OBJECTIVE: Filter the listing below, copying every line in which the word "text" appears.

■ ■ ■ ■ ■ ■ ■

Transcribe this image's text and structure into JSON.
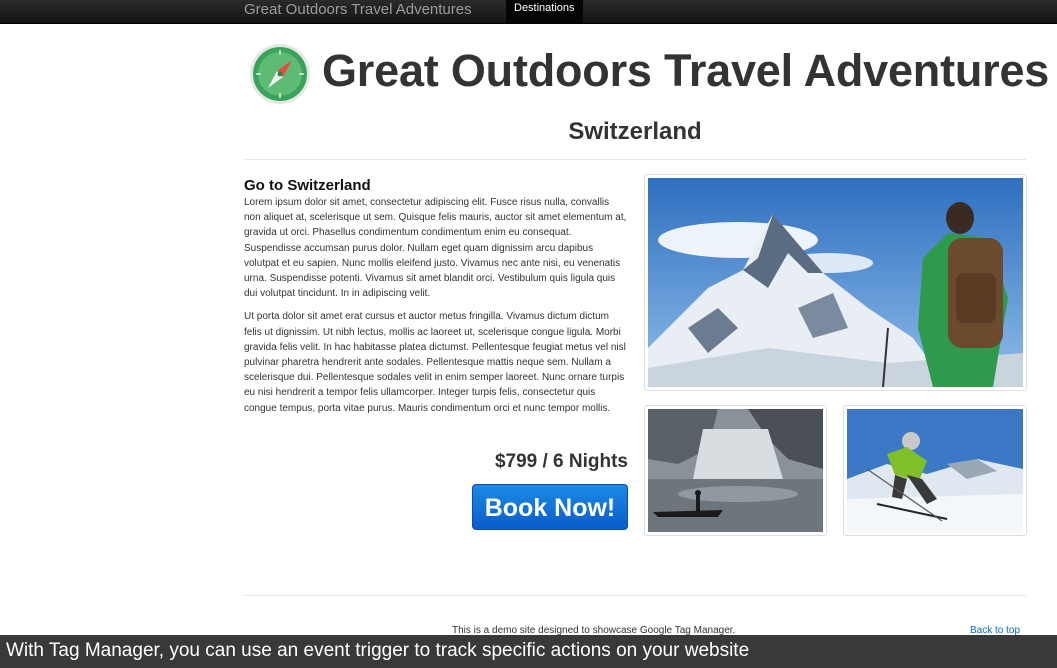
{
  "navbar": {
    "brand": "Great Outdoors Travel Adventures",
    "tab_destinations": "Destinations"
  },
  "header": {
    "site_title": "Great Outdoors Travel Adventures",
    "logo_icon": "compass-icon"
  },
  "page": {
    "title": "Switzerland"
  },
  "article": {
    "heading": "Go to Switzerland",
    "paragraphs": [
      "Lorem ipsum dolor sit amet, consectetur adipiscing elit. Fusce risus nulla, convallis non aliquet at, scelerisque ut sem. Quisque felis mauris, auctor sit amet elementum at, gravida ut orci. Phasellus condimentum condimentum enim eu consequat. Suspendisse accumsan purus dolor. Nullam eget quam dignissim arcu dapibus volutpat et eu sapien. Nunc mollis eleifend justo. Vivamus nec ante nisi, eu venenatis urna. Suspendisse potenti. Vivamus sit amet blandit orci. Vestibulum quis ligula quis dui volutpat tincidunt. In in adipiscing velit.",
      "Ut porta dolor sit amet erat cursus et auctor metus fringilla. Vivamus dictum dictum felis ut dignissim. Ut nibh lectus, mollis ac laoreet ut, scelerisque congue ligula. Morbi gravida felis velit. In hac habitasse platea dictumst. Pellentesque feugiat metus vel nisl pulvinar pharetra hendrerit ante sodales. Pellentesque mattis neque sem. Nullam a scelerisque dui. Pellentesque sodales velit in enim semper laoreet. Nunc ornare turpis eu nisi hendrerit a tempor felis ullamcorper. Integer turpis felis, consectetur quis congue tempus, porta vitae purus. Mauris condimentum orci et nunc tempor mollis."
    ],
    "price": "$799 / 6 Nights",
    "book_button": "Book Now!"
  },
  "footer": {
    "text": "This is a demo site designed to showcase Google Tag Manager.",
    "back_to_top": "Back to top"
  },
  "caption": {
    "text": "With Tag Manager, you can use an event trigger to track specific actions on your website"
  },
  "colors": {
    "navbar": "#1c1c1c",
    "button": "#0a6fd8",
    "link": "#0b68c8"
  }
}
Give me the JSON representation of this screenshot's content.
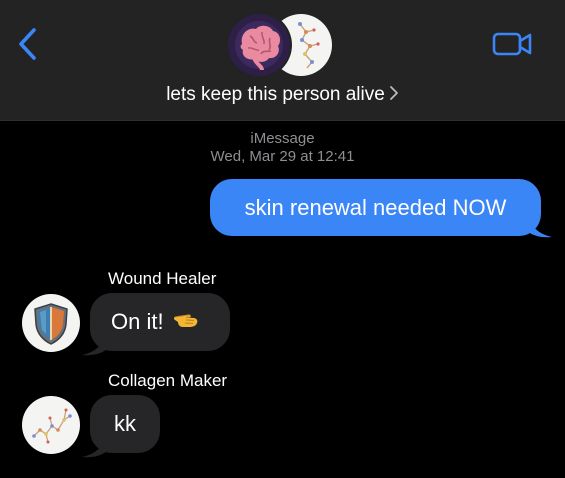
{
  "header": {
    "title": "lets keep this person alive",
    "back_icon": "chevron-left-icon",
    "video_icon": "video-camera-icon",
    "accent": "#3a86f7"
  },
  "thread": {
    "service": "iMessage",
    "timestamp": "Wed, Mar 29 at 12:41"
  },
  "messages": [
    {
      "direction": "outgoing",
      "text": "skin renewal needed NOW",
      "color": "#3a86f7"
    },
    {
      "direction": "incoming",
      "sender": "Wound Healer",
      "text": "On it!",
      "emoji": "pointing-hand-emoji",
      "avatar": "shield-icon",
      "color": "#262628"
    },
    {
      "direction": "incoming",
      "sender": "Collagen Maker",
      "text": "kk",
      "avatar": "molecule-icon",
      "color": "#262628"
    }
  ]
}
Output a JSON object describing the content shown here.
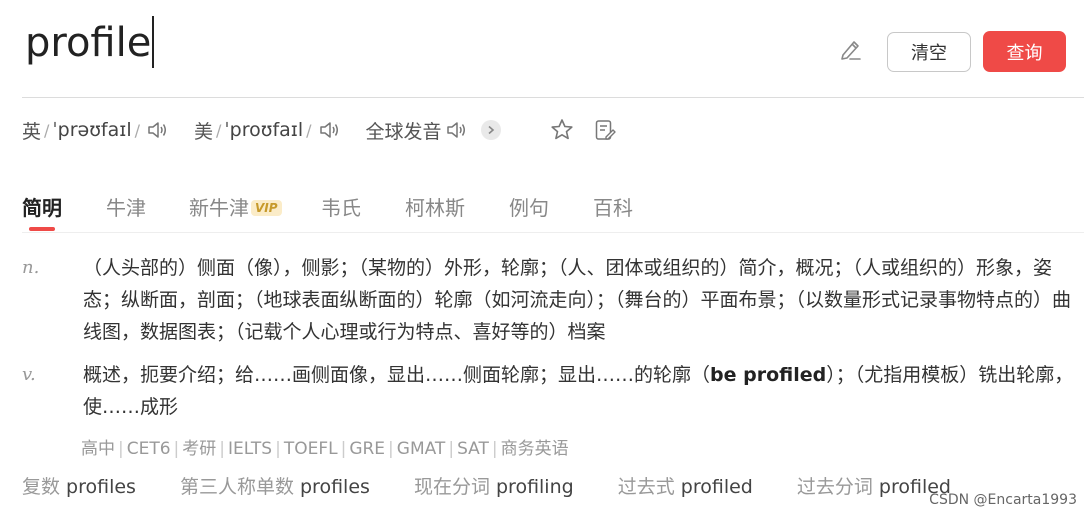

■ ■ ■ ■ ■ ■ ■

ANSWER FOR THIS EXERCISE:
Transcribe this image's text and structure into JSON.
    "text": "This is a demo site designed to showcase Google Tag Manager.",
    "text": "With Tag Manager, you can use an event trigger to track specific actions on your website"
      "text": "skin renewal needed NOW",
      "text": "On it!",
      "text": "kk",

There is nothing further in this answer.